__Work required__:
Identify each line holding the string "title" and copy it.
:: Provided material ::
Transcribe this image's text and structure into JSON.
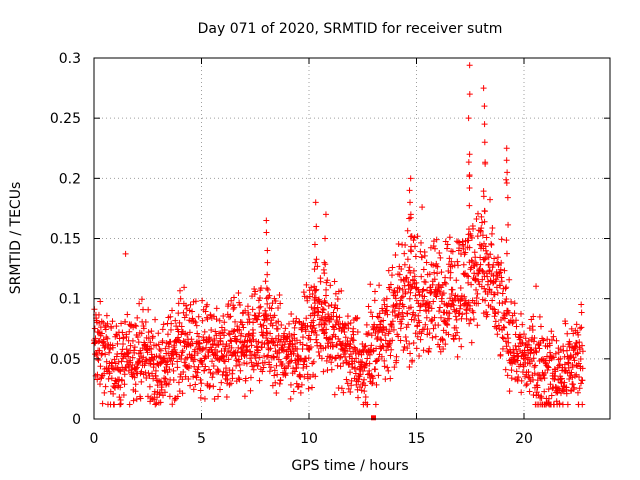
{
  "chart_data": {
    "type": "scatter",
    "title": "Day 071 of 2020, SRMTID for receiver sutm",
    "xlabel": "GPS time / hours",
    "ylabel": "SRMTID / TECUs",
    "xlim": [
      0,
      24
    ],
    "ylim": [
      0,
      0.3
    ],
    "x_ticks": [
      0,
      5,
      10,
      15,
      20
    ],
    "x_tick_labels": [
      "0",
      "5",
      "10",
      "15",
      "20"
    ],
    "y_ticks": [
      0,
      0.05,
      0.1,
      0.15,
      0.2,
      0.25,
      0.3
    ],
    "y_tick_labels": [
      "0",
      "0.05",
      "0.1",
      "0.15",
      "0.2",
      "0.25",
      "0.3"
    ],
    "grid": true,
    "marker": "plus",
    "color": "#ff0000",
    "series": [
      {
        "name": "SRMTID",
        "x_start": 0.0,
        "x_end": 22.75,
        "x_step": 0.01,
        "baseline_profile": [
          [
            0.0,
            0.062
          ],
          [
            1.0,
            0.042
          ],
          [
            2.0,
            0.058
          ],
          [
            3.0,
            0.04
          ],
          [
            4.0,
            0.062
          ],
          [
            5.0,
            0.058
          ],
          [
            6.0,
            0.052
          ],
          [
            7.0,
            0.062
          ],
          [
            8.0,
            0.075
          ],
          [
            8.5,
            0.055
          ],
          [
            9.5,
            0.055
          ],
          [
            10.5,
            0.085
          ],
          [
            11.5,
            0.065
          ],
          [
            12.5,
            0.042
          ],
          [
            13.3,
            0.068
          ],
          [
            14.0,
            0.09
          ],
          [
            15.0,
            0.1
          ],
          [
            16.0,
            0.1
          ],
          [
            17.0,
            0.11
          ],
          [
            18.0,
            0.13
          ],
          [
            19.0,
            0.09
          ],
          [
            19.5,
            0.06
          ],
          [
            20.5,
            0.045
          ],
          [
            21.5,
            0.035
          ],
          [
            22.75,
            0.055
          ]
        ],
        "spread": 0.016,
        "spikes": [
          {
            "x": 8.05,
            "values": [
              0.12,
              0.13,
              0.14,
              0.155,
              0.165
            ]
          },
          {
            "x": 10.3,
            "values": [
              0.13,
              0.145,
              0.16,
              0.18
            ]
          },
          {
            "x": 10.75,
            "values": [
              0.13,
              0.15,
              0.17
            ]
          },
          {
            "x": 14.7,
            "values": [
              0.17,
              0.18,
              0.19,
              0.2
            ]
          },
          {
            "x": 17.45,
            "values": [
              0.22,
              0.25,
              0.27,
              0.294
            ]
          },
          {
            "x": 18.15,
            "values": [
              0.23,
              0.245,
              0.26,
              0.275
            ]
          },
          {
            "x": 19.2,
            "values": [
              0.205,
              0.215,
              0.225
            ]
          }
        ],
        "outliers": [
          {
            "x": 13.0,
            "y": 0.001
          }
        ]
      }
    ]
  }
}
:::
:: Provided material ::
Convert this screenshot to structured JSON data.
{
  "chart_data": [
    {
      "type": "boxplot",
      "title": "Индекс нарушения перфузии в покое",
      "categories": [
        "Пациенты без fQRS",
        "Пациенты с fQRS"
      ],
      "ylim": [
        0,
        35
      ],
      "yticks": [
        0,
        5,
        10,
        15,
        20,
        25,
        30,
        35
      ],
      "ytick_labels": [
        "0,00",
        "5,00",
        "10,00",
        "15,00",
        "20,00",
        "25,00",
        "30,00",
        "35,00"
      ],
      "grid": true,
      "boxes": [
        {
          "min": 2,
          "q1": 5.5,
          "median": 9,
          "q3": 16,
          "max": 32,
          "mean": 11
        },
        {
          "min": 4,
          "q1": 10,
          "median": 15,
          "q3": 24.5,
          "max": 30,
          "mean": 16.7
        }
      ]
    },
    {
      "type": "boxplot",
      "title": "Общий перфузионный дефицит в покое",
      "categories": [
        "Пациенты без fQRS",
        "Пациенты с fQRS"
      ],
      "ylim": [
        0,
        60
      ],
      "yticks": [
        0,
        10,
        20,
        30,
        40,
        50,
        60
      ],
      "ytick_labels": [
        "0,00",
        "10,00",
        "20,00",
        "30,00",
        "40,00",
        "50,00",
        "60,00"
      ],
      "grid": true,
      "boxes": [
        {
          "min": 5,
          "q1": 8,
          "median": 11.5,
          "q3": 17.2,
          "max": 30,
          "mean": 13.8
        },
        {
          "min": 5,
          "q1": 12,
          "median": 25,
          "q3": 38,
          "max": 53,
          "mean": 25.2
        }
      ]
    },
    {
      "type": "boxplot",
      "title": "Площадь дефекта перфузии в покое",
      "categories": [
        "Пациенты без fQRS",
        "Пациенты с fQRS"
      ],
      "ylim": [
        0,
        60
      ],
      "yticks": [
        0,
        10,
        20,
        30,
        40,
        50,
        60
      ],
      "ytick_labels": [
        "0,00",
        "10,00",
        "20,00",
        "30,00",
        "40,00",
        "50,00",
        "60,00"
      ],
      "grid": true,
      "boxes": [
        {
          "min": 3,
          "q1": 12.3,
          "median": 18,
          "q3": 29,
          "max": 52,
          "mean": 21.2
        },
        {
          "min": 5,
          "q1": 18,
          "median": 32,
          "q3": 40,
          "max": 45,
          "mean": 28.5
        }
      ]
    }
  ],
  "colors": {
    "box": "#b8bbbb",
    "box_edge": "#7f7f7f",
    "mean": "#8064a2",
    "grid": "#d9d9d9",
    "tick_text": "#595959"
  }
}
:::
:: Provided material ::
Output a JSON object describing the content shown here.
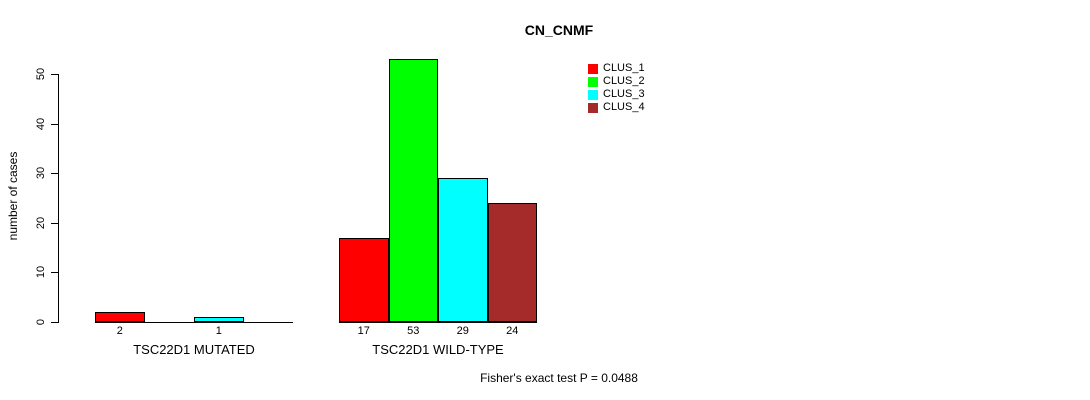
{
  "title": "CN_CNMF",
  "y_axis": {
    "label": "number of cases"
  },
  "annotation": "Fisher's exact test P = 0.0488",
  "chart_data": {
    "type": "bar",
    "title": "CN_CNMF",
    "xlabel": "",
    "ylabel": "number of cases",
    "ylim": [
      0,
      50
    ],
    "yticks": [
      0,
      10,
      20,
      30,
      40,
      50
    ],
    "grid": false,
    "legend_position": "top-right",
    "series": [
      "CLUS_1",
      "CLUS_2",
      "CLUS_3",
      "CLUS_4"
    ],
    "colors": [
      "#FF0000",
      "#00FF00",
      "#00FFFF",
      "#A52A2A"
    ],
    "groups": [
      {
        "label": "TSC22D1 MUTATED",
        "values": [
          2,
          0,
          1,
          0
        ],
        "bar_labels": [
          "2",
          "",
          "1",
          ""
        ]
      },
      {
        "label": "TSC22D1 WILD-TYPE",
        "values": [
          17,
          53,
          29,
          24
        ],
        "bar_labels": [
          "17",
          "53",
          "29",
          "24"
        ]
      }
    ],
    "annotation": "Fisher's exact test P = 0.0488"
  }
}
:::
__Solution for this task__:
    "title": "Day 071 of 2020, SRMTID for receiver sutm",
      "title": "Индекс нарушения перфузии в покое",
      "title": "Общий перфузионный дефицит в покое",
      "title": "Площадь дефекта перфузии в покое",
  "title": "CN_CNMF",
    "title": "CN_CNMF",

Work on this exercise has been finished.